_Selection_
━━━━━━━━━━━━━━━━━━━━
Solar fuel researchers test the solar thermochemical reactor designed for Synhelion’s jet fuel production

Solar fuels are made using thermochemistry driven by direct heat from the sun

In this process, solar thermal energy provides the heat for thermochemical reactions to produce new compounds such as green hydrogen or sustainable aviation fuel. Highly concentrated solar heat is reflected off thousands of mirrors in a solar field surrounding a tower receiver to heat a solar reactor.

These reactions are used to extract hydrogen from molecules of water (or other hydrogen-containing compounds) and to make chemical compounds like ammonia or hydrocarbon fuels like aviation fuel. National research laboratories around the world are advancing solar fuels using solar thermochemistry.

Many designs are being tested for the solar reactors, heat transfer fluids, and thermal storage capable of very high temperatures ranging from 700ºC to 1500ºC. Research results are shared at annual SolarPACES Conferences and published in peer-reviewed journals such as Energy, Solar Energy, The Journal of Energy Storage, Solar Energies, etc.
━━━━━━━━━━━━━━━━━━━━
_Supplied information_
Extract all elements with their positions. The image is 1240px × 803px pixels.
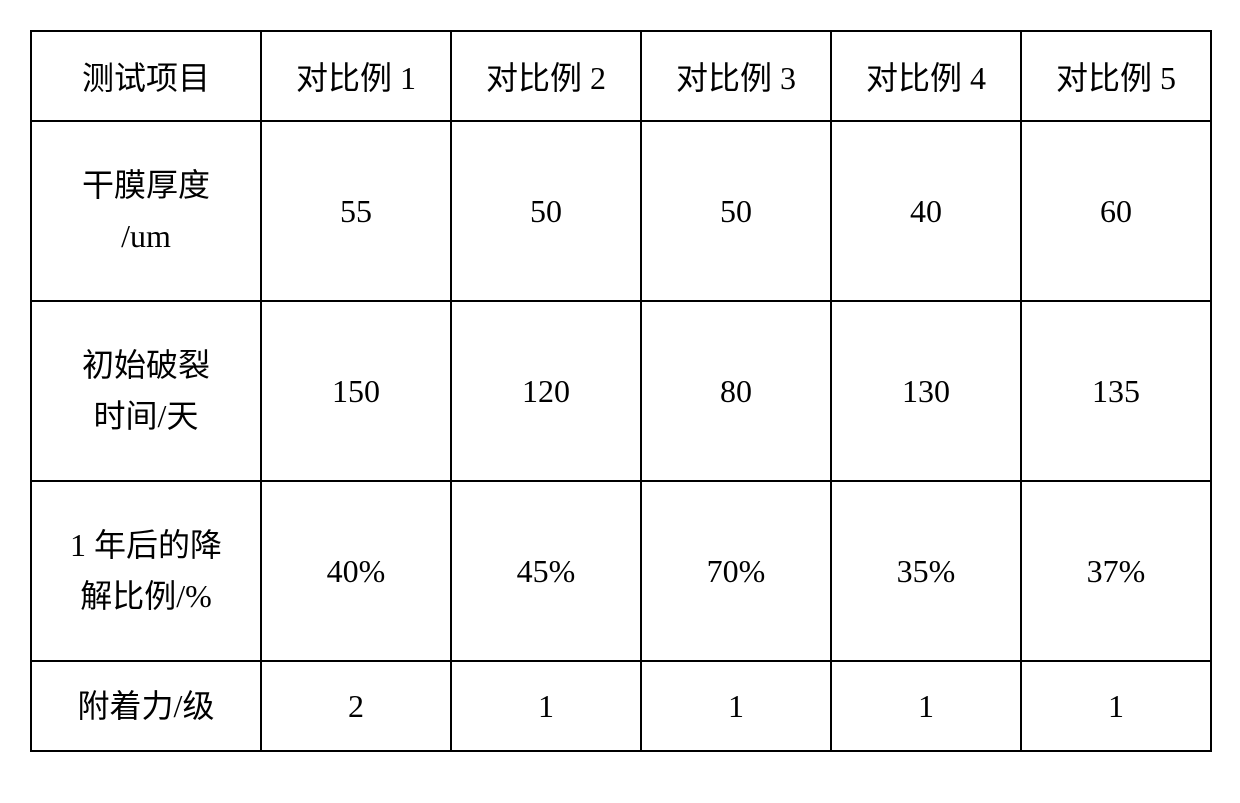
━━━━━━━━━━━━━━━━━━━━
According to the excerpt on solar fuels, what temperature range must the tested solar reactors, heat transfer fluids, and thermal storage be able to handle? The listing is material kept apart from the excerpt on solar fuels.

_Full response_
From 700ºC to 1500ºC.